**What you have to do**
Quote all lines below exactly. Images stay out.
BEGIN Input for this task
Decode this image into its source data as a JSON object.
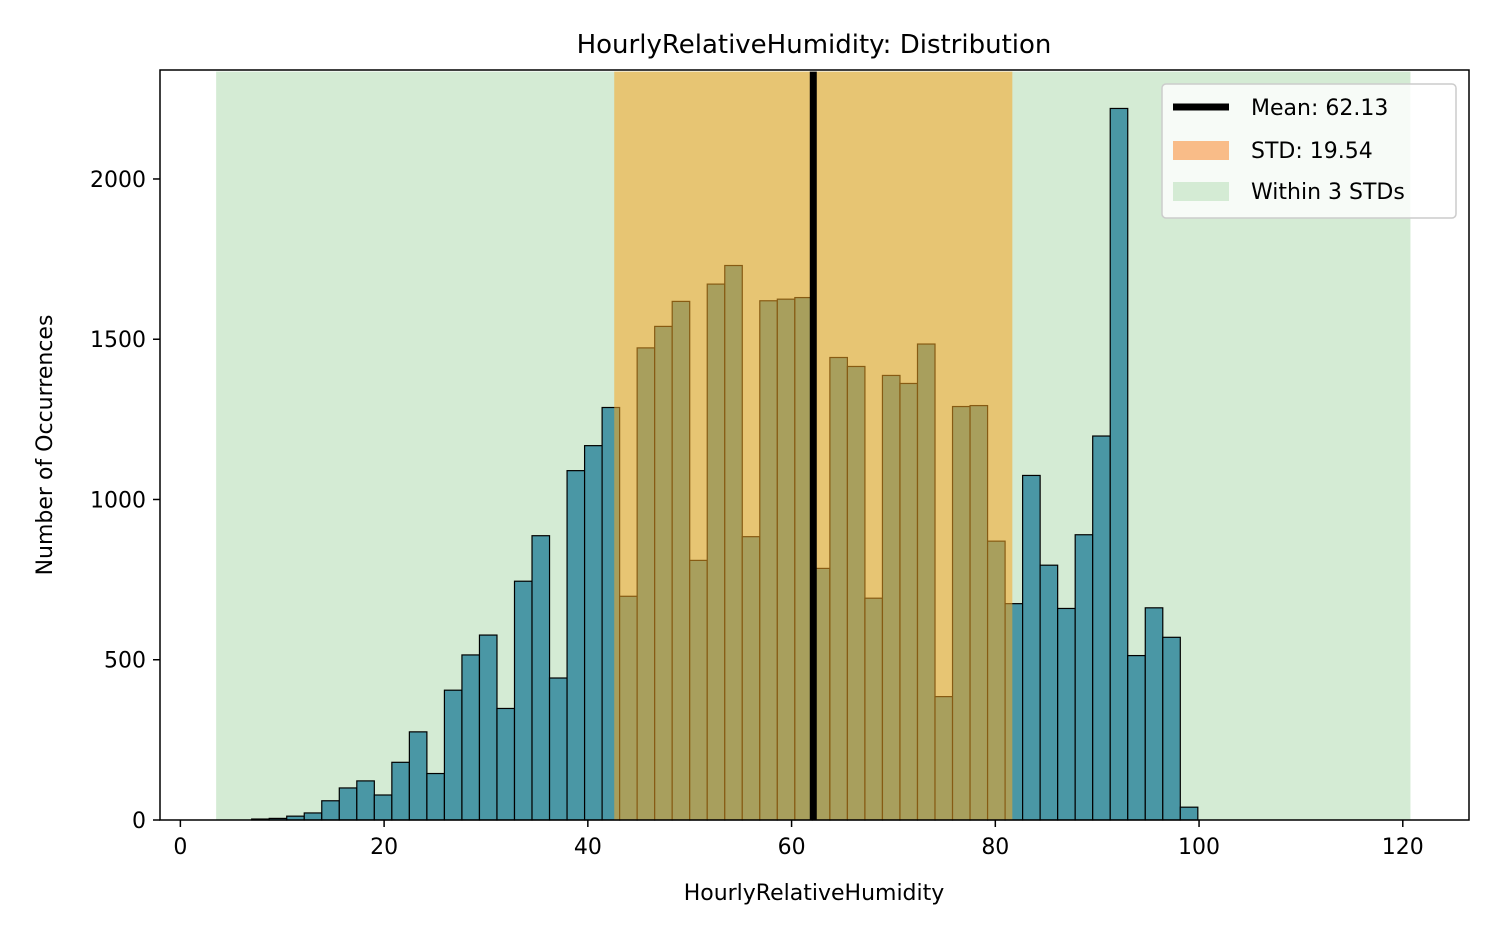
{
  "chart_data": {
    "type": "bar",
    "title": "HourlyRelativeHumidity: Distribution",
    "xlabel": "HourlyRelativeHumidity",
    "ylabel": "Number of Occurrences",
    "xlim": [
      -2.0,
      126.5
    ],
    "ylim": [
      0,
      2340
    ],
    "xticks": [
      0,
      20,
      40,
      60,
      80,
      100,
      120
    ],
    "yticks": [
      0,
      500,
      1000,
      1500,
      2000
    ],
    "bin_start": 7.0,
    "bin_width": 1.72,
    "values": [
      3,
      5,
      12,
      22,
      60,
      100,
      122,
      78,
      180,
      275,
      145,
      405,
      515,
      577,
      348,
      745,
      887,
      443,
      1090,
      1168,
      1287,
      698,
      1473,
      1540,
      1618,
      810,
      1672,
      1730,
      884,
      1620,
      1625,
      1630,
      785,
      1443,
      1415,
      692,
      1387,
      1362,
      1485,
      385,
      1290,
      1293,
      870,
      675,
      1075,
      795,
      660,
      890,
      1198,
      2220,
      513,
      662,
      570,
      40
    ],
    "bar_color": "#4a97a5",
    "bar_edge_color": "#000000",
    "mean": 62.13,
    "std": 19.54,
    "std_band": [
      42.59,
      81.67
    ],
    "three_std_band": [
      3.51,
      120.75
    ],
    "band_top": 2335,
    "mean_color": "#000000",
    "std_color": "#f5a623",
    "three_std_color": "#d4ebd4",
    "grid": false,
    "legend_position": "top-right",
    "legend": [
      {
        "label": "Mean: 62.13",
        "kind": "line",
        "color": "#000000"
      },
      {
        "label": "STD: 19.54",
        "kind": "patch",
        "color": "#f9bc88"
      },
      {
        "label": "Within 3 STDs",
        "kind": "patch",
        "color": "#d4ebd4"
      }
    ]
  }
}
END Input for this task
**Output of the exercise**
Decode this image into its source data as a JSON object.
{
  "chart_data": {
    "type": "bar",
    "title": "HourlyRelativeHumidity: Distribution",
    "xlabel": "HourlyRelativeHumidity",
    "ylabel": "Number of Occurrences",
    "xlim": [
      -2.0,
      126.5
    ],
    "ylim": [
      0,
      2340
    ],
    "xticks": [
      0,
      20,
      40,
      60,
      80,
      100,
      120
    ],
    "yticks": [
      0,
      500,
      1000,
      1500,
      2000
    ],
    "bin_start": 7.0,
    "bin_width": 1.72,
    "values": [
      3,
      5,
      12,
      22,
      60,
      100,
      122,
      78,
      180,
      275,
      145,
      405,
      515,
      577,
      348,
      745,
      887,
      443,
      1090,
      1168,
      1287,
      698,
      1473,
      1540,
      1618,
      810,
      1672,
      1730,
      884,
      1620,
      1625,
      1630,
      785,
      1443,
      1415,
      692,
      1387,
      1362,
      1485,
      385,
      1290,
      1293,
      870,
      675,
      1075,
      795,
      660,
      890,
      1198,
      2220,
      513,
      662,
      570,
      40
    ],
    "bar_color": "#4a97a5",
    "bar_edge_color": "#000000",
    "mean": 62.13,
    "std": 19.54,
    "std_band": [
      42.59,
      81.67
    ],
    "three_std_band": [
      3.51,
      120.75
    ],
    "band_top": 2335,
    "mean_color": "#000000",
    "std_color": "#f5a623",
    "three_std_color": "#d4ebd4",
    "grid": false,
    "legend_position": "top-right",
    "legend": [
      {
        "label": "Mean: 62.13",
        "kind": "line",
        "color": "#000000"
      },
      {
        "label": "STD: 19.54",
        "kind": "patch",
        "color": "#f9bc88"
      },
      {
        "label": "Within 3 STDs",
        "kind": "patch",
        "color": "#d4ebd4"
      }
    ]
  }
}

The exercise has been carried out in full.